··· ROWS ···

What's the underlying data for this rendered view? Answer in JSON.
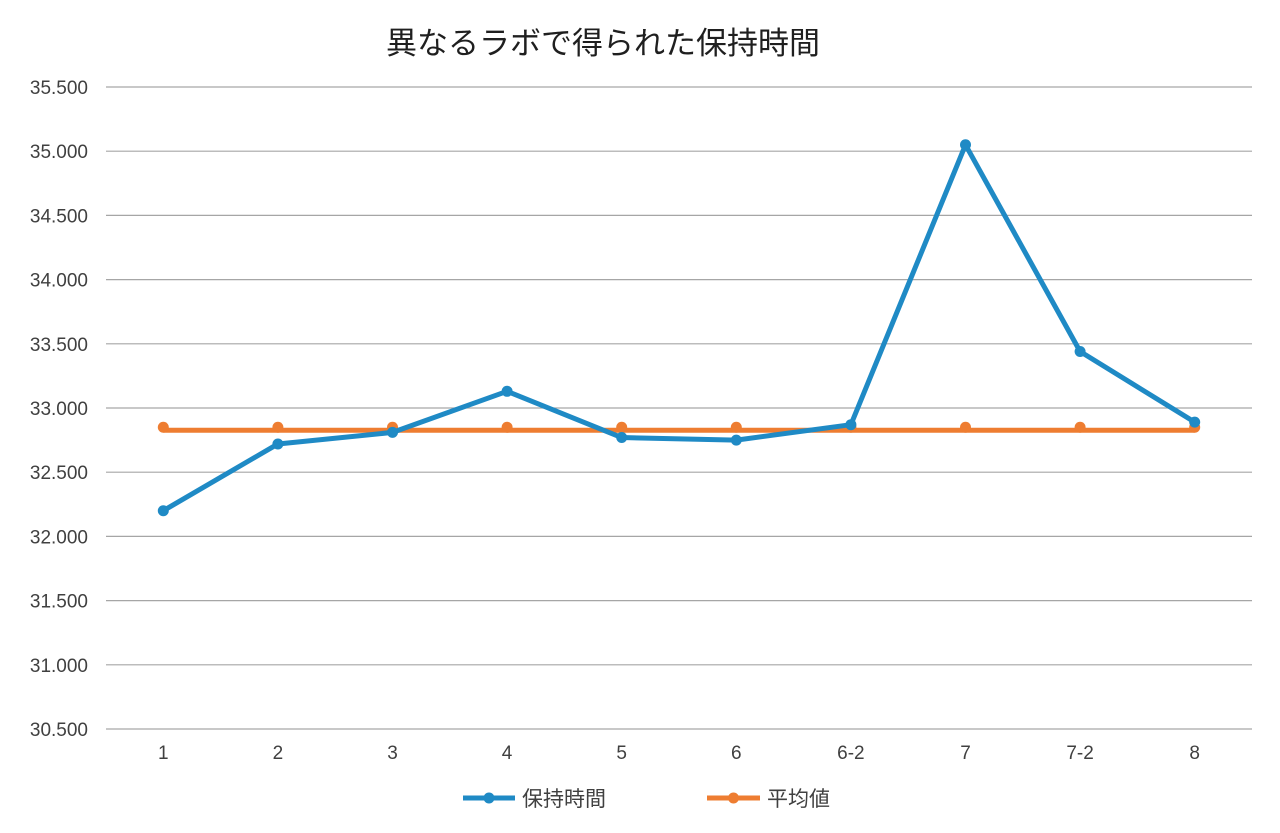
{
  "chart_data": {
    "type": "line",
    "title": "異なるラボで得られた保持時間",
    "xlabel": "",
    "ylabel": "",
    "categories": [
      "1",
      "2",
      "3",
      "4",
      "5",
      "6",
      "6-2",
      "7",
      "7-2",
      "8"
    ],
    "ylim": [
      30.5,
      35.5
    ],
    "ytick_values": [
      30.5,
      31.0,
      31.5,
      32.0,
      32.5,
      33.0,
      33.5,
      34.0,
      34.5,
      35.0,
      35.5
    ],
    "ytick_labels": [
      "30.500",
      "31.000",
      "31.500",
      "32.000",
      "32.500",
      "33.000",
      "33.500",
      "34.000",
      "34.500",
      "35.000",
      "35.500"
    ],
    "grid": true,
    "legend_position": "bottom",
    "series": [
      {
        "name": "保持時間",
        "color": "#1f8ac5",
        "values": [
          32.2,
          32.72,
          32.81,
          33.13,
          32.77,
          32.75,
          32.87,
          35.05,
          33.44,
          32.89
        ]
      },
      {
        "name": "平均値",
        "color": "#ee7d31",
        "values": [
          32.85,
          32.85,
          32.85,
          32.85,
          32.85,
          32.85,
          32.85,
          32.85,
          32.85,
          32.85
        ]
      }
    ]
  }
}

···

## WORK TO COMPLETE
Reproduce the listing word for word and omit its pictures.

## SOLUTION BELOW
What's the underlying data for this rendered view? Answer in JSON.
{
  "chart_data": {
    "type": "line",
    "title": "異なるラボで得られた保持時間",
    "xlabel": "",
    "ylabel": "",
    "categories": [
      "1",
      "2",
      "3",
      "4",
      "5",
      "6",
      "6-2",
      "7",
      "7-2",
      "8"
    ],
    "ylim": [
      30.5,
      35.5
    ],
    "ytick_values": [
      30.5,
      31.0,
      31.5,
      32.0,
      32.5,
      33.0,
      33.5,
      34.0,
      34.5,
      35.0,
      35.5
    ],
    "ytick_labels": [
      "30.500",
      "31.000",
      "31.500",
      "32.000",
      "32.500",
      "33.000",
      "33.500",
      "34.000",
      "34.500",
      "35.000",
      "35.500"
    ],
    "grid": true,
    "legend_position": "bottom",
    "series": [
      {
        "name": "保持時間",
        "color": "#1f8ac5",
        "values": [
          32.2,
          32.72,
          32.81,
          33.13,
          32.77,
          32.75,
          32.87,
          35.05,
          33.44,
          32.89
        ]
      },
      {
        "name": "平均値",
        "color": "#ee7d31",
        "values": [
          32.85,
          32.85,
          32.85,
          32.85,
          32.85,
          32.85,
          32.85,
          32.85,
          32.85,
          32.85
        ]
      }
    ]
  }
}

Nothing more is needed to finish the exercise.